(Stored data)
=======

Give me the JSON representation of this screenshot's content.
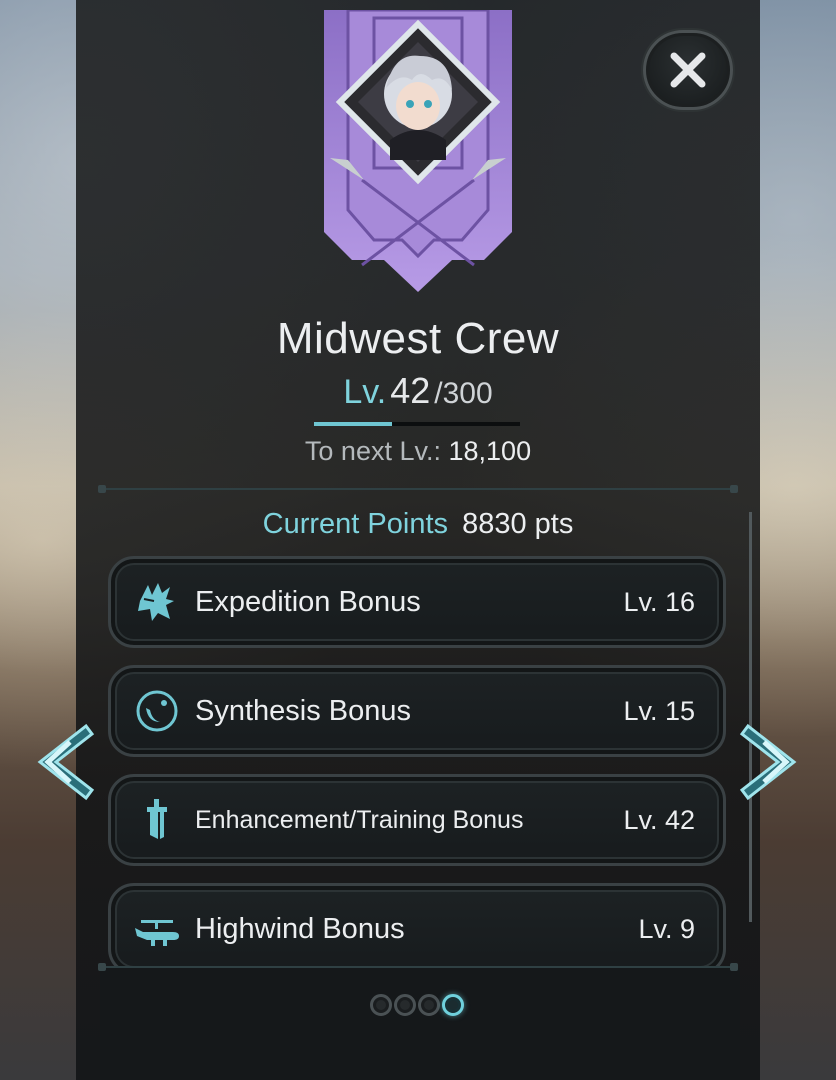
{
  "crew": {
    "name": "Midwest Crew",
    "level_label": "Lv.",
    "level": "42",
    "level_max": "/300",
    "xp_progress": 0.38,
    "to_next_label": "To next Lv.:",
    "to_next_value": "18,100"
  },
  "points": {
    "label": "Current Points",
    "value": "8830 pts"
  },
  "bonuses": [
    {
      "icon": "expedition-icon",
      "name": "Expedition Bonus",
      "level": "Lv. 16"
    },
    {
      "icon": "synthesis-icon",
      "name": "Synthesis Bonus",
      "level": "Lv. 15"
    },
    {
      "icon": "sword-icon",
      "name": "Enhancement/Training Bonus",
      "level": "Lv. 42"
    },
    {
      "icon": "airship-icon",
      "name": "Highwind Bonus",
      "level": "Lv. 9"
    }
  ],
  "pagination": {
    "total": 4,
    "current": 4
  },
  "colors": {
    "accent": "#7fd3dd",
    "banner": "#9b7fd0"
  }
}
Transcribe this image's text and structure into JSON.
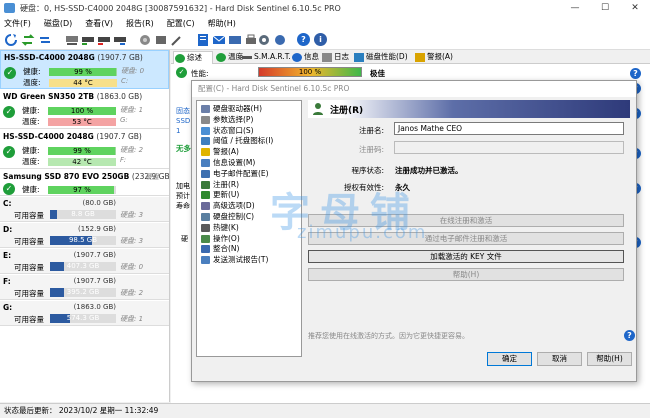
{
  "window": {
    "title": "硬盘：0, HS-SSD-C4000 2048G [30087591632]  -  Hard Disk Sentinel 6.10.5c PRO",
    "minimize": "—",
    "maximize": "☐",
    "close": "✕"
  },
  "menu": [
    "文件(F)",
    "磁盘(D)",
    "查看(V)",
    "报告(R)",
    "配置(C)",
    "帮助(H)"
  ],
  "disks": [
    {
      "name": "HS-SSD-C4000 2048G",
      "size": "(1907.7 GB)",
      "health_label": "健康:",
      "health": "99 %",
      "health_value": 99,
      "temp_label": "温度:",
      "temp": "44 °C",
      "side1": "硬盘: 0",
      "side2": "C:"
    },
    {
      "name": "WD Green SN350 2TB",
      "size": "(1863.0 GB)",
      "health_label": "健康:",
      "health": "100 %",
      "health_value": 100,
      "temp_label": "温度:",
      "temp": "53 °C",
      "side1": "硬盘: 1",
      "side2": "G:"
    },
    {
      "name": "HS-SSD-C4000 2048G",
      "size": "(1907.7 GB)",
      "health_label": "健康:",
      "health": "99 %",
      "health_value": 99,
      "temp_label": "温度:",
      "temp": "42 °C",
      "side1": "硬盘: 2",
      "side2": "F:"
    },
    {
      "name": "Samsung SSD 870 EVO 250GB",
      "size": "(232.9 GB)",
      "health_label": "健康:",
      "health": "97 %",
      "health_value": 97,
      "temp_label": "",
      "temp": "",
      "side1": "硬盘",
      "side2": ""
    }
  ],
  "volumes": [
    {
      "name": "C:",
      "size": "(80.0 GB)",
      "free_label": "可用容量",
      "free": "8.8 GB",
      "free_fraction": 0.11,
      "side": "硬盘: 3"
    },
    {
      "name": "D:",
      "size": "(152.9 GB)",
      "free_label": "可用容量",
      "free": "98.5 GB",
      "free_fraction": 0.64,
      "side": "硬盘: 3"
    },
    {
      "name": "E:",
      "size": "(1907.7 GB)",
      "free_label": "可用容量",
      "free": "407.3 GB",
      "free_fraction": 0.21,
      "side": "硬盘: 0"
    },
    {
      "name": "F:",
      "size": "(1907.7 GB)",
      "free_label": "可用容量",
      "free": "395.2 GB",
      "free_fraction": 0.21,
      "side": "硬盘: 2"
    },
    {
      "name": "G:",
      "size": "(1863.0 GB)",
      "free_label": "可用容量",
      "free": "574.3 GB",
      "free_fraction": 0.31,
      "side": "硬盘: 1"
    }
  ],
  "status": "状态最后更新：  2023/10/2 星期一 11:32:49",
  "tabs": [
    "综述",
    "温度",
    "S.M.A.R.T.",
    "信息",
    "日志",
    "磁盘性能(D)",
    "警报(A)"
  ],
  "overview": {
    "perf_label": "性能:",
    "perf_value": "100 %",
    "perf_text": "极佳",
    "health_label": "健康:",
    "health_text": "极佳"
  },
  "dialog": {
    "title": "配置(C)  -  Hard Disk Sentinel 6.10.5c PRO",
    "tree": [
      {
        "label": "硬盘驱动器(H)",
        "color": "#6b7fa8"
      },
      {
        "label": "参数选择(P)",
        "color": "#8a8a8a"
      },
      {
        "label": "状态窗口(S)",
        "color": "#4a8fd4"
      },
      {
        "label": "阈值 / 托盘图标(I)",
        "color": "#3f7fbf"
      },
      {
        "label": "警报(A)",
        "color": "#e0b400"
      },
      {
        "label": "信息设置(M)",
        "color": "#4a7fbf"
      },
      {
        "label": "电子邮件配置(E)",
        "color": "#3d6fb0"
      },
      {
        "label": "注册(R)",
        "color": "#3a7a3a"
      },
      {
        "label": "更新(U)",
        "color": "#2f8a2f"
      },
      {
        "label": "高级选项(D)",
        "color": "#6a6a9a"
      },
      {
        "label": "硬盘控制(C)",
        "color": "#5a7fa0"
      },
      {
        "label": "热键(K)",
        "color": "#5a5a5a"
      },
      {
        "label": "操作(O)",
        "color": "#4a8a4a"
      },
      {
        "label": "整合(N)",
        "color": "#3a6ab0"
      },
      {
        "label": "发送测试报告(T)",
        "color": "#4a7fbf"
      }
    ],
    "header": "注册(R)",
    "reg_name_label": "注册名:",
    "reg_name": "Janos Mathe CEO",
    "reg_code_label": "注册码:",
    "reg_code": "",
    "program_status_label": "程序状态:",
    "program_status": "注册成功并已激活。",
    "license_label": "授权有效性:",
    "license": "永久",
    "btn_online": "在线注册和激活",
    "btn_email": "通过电子邮件注册和激活",
    "btn_load_key": "加载激活的 KEY 文件",
    "btn_help_inner": "帮助(H)",
    "hint": "推荐您使用在线激活的方式。因为它更快捷更容易。",
    "ok": "确定",
    "cancel": "取消",
    "help": "帮助(H)"
  },
  "watermark": {
    "cn": "字母铺",
    "en": "zimupu.com"
  },
  "fragments": {
    "left_col": [
      "固态",
      "SSD",
      "1",
      "无多",
      "加电",
      "预计",
      "寿命",
      "硬"
    ]
  }
}
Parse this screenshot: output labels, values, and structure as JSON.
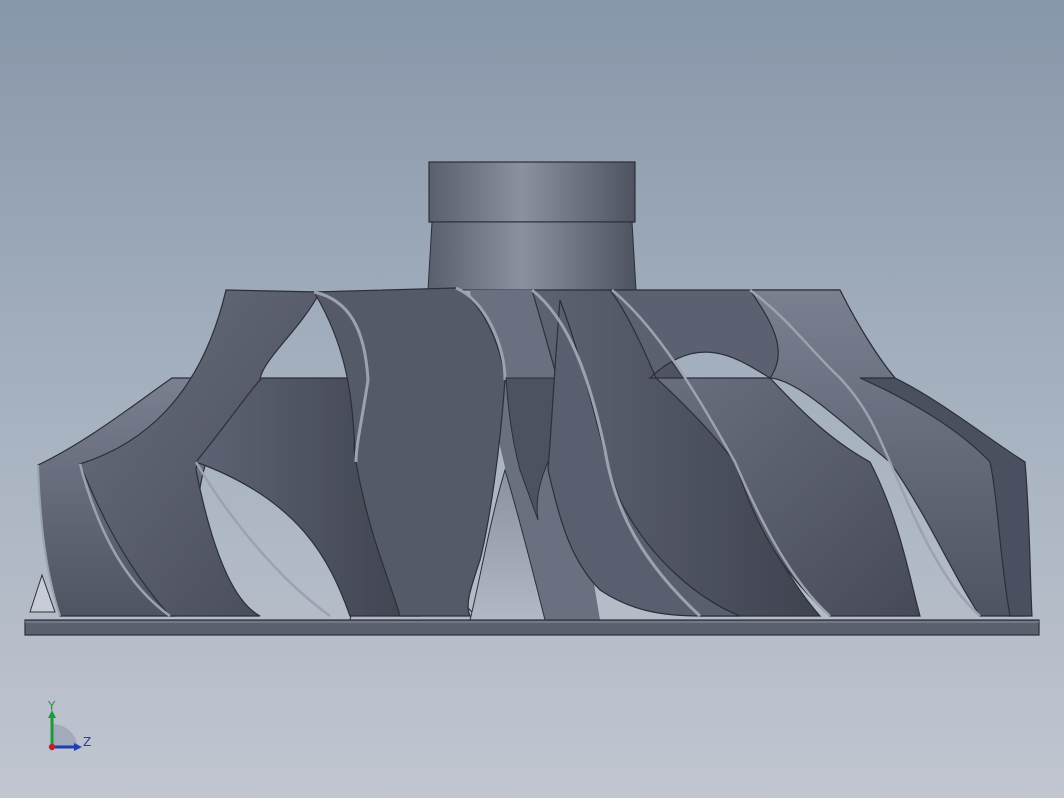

=======

**Your objective**
Using the material above, copy every line in which the string "icon" occurs.

**Exercise answer**
      "icon": "expedition-icon",
      "icon": "synthesis-icon",
      "icon": "sword-icon",
      "icon": "airship-icon",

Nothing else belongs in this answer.